╭──

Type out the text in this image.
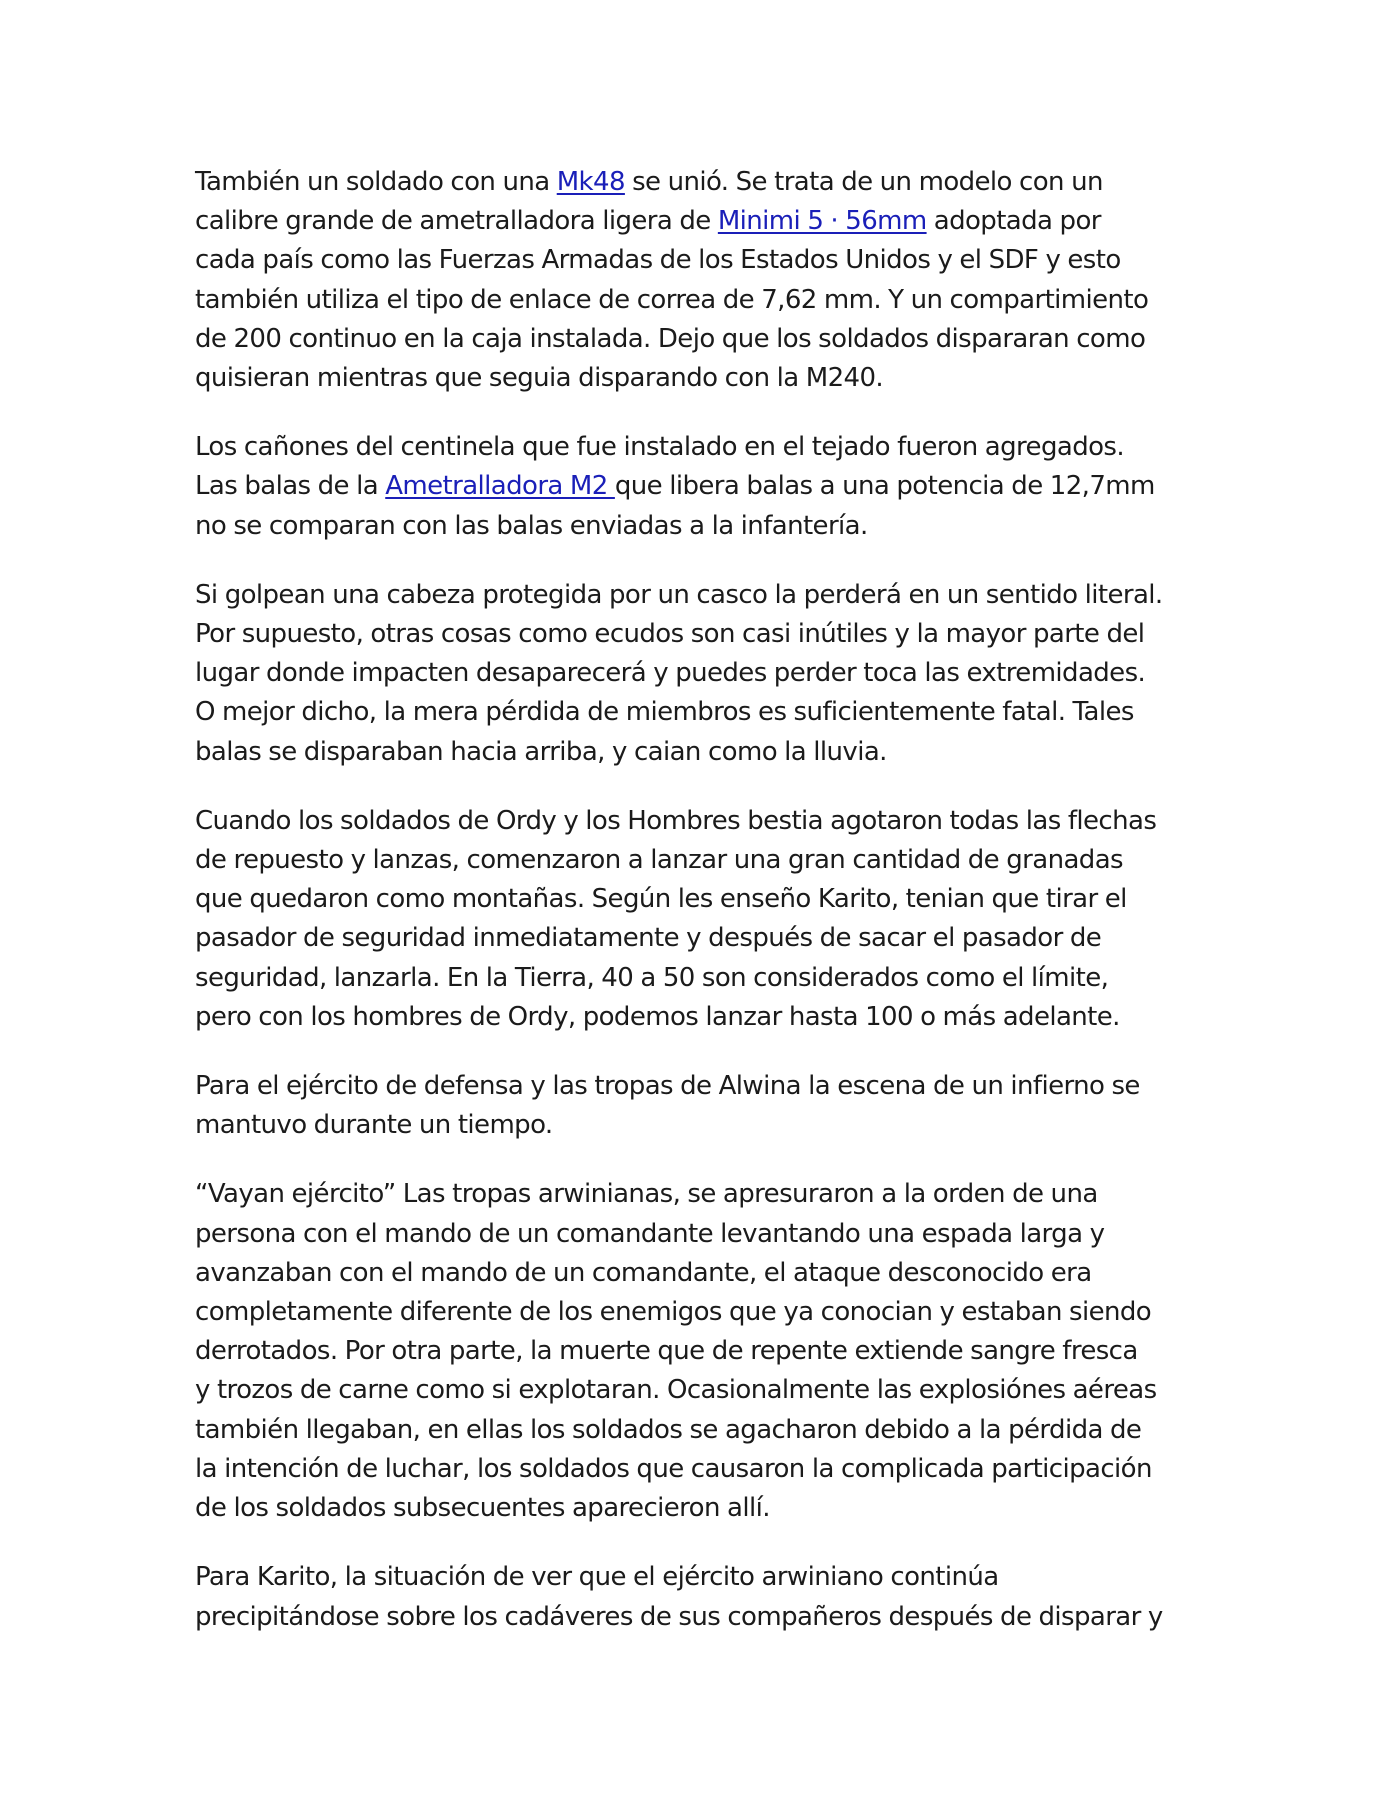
También un soldado con una Mk48 se unió. Se trata de un modelo con un
calibre grande de ametralladora ligera de Minimi 5 · 56mm adoptada por
cada país como las Fuerzas Armadas de los Estados Unidos y el SDF y esto
también utiliza el tipo de enlace de correa de 7,62 mm. Y un compartimiento
de 200 continuo en la caja instalada. Dejo que los soldados dispararan como
quisieran mientras que seguia disparando con la M240.
Los cañones del centinela que fue instalado en el tejado fueron agregados.
Las balas de la Ametralladora M2 que libera balas a una potencia de 12,7mm
no se comparan con las balas enviadas a la infantería.
Si golpean una cabeza protegida por un casco la perderá en un sentido literal.
Por supuesto, otras cosas como ecudos son casi inútiles y la mayor parte del
lugar donde impacten desaparecerá y puedes perder toca las extremidades.
O mejor dicho, la mera pérdida de miembros es suficientemente fatal. Tales
balas se disparaban hacia arriba, y caian como la lluvia.
Cuando los soldados de Ordy y los Hombres bestia agotaron todas las flechas
de repuesto y lanzas, comenzaron a lanzar una gran cantidad de granadas
que quedaron como montañas. Según les enseño Karito, tenian que tirar el
pasador de seguridad inmediatamente y después de sacar el pasador de
seguridad, lanzarla. En la Tierra, 40 a 50 son considerados como el límite,
pero con los hombres de Ordy, podemos lanzar hasta 100 o más adelante.
Para el ejército de defensa y las tropas de Alwina la escena de un infierno se
mantuvo durante un tiempo.
“Vayan ejército” Las tropas arwinianas, se apresuraron a la orden de una
persona con el mando de un comandante levantando una espada larga y
avanzaban con el mando de un comandante, el ataque desconocido era
completamente diferente de los enemigos que ya conocian y estaban siendo
derrotados. Por otra parte, la muerte que de repente extiende sangre fresca
y trozos de carne como si explotaran. Ocasionalmente las explosiónes aéreas
también llegaban, en ellas los soldados se agacharon debido a la pérdida de
la intención de luchar, los soldados que causaron la complicada participación
de los soldados subsecuentes aparecieron allí.
Para Karito, la situación de ver que el ejército arwiniano continúa
precipitándose sobre los cadáveres de sus compañeros después de disparar y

╰──

To do | Output the material word for word, omitting its pictures.

Solution |
Type out the text in this image.
También un soldado con una Mk48 se unió. Se trata de un modelo con un
calibre grande de ametralladora ligera de Minimi 5 · 56mm adoptada por
cada país como las Fuerzas Armadas de los Estados Unidos y el SDF y esto
también utiliza el tipo de enlace de correa de 7,62 mm. Y un compartimiento
de 200 continuo en la caja instalada. Dejo que los soldados dispararan como
quisieran mientras que seguia disparando con la M240.
Los cañones del centinela que fue instalado en el tejado fueron agregados.
Las balas de la Ametralladora M2 que libera balas a una potencia de 12,7mm
no se comparan con las balas enviadas a la infantería.
Si golpean una cabeza protegida por un casco la perderá en un sentido literal.
Por supuesto, otras cosas como ecudos son casi inútiles y la mayor parte del
lugar donde impacten desaparecerá y puedes perder toca las extremidades.
O mejor dicho, la mera pérdida de miembros es suficientemente fatal. Tales
balas se disparaban hacia arriba, y caian como la lluvia.
Cuando los soldados de Ordy y los Hombres bestia agotaron todas las flechas
de repuesto y lanzas, comenzaron a lanzar una gran cantidad de granadas
que quedaron como montañas. Según les enseño Karito, tenian que tirar el
pasador de seguridad inmediatamente y después de sacar el pasador de
seguridad, lanzarla. En la Tierra, 40 a 50 son considerados como el límite,
pero con los hombres de Ordy, podemos lanzar hasta 100 o más adelante.
Para el ejército de defensa y las tropas de Alwina la escena de un infierno se
mantuvo durante un tiempo.
“Vayan ejército” Las tropas arwinianas, se apresuraron a la orden de una
persona con el mando de un comandante levantando una espada larga y
avanzaban con el mando de un comandante, el ataque desconocido era
completamente diferente de los enemigos que ya conocian y estaban siendo
derrotados. Por otra parte, la muerte que de repente extiende sangre fresca
y trozos de carne como si explotaran. Ocasionalmente las explosiónes aéreas
también llegaban, en ellas los soldados se agacharon debido a la pérdida de
la intención de luchar, los soldados que causaron la complicada participación
de los soldados subsecuentes aparecieron allí.
Para Karito, la situación de ver que el ejército arwiniano continúa
precipitándose sobre los cadáveres de sus compañeros después de disparar y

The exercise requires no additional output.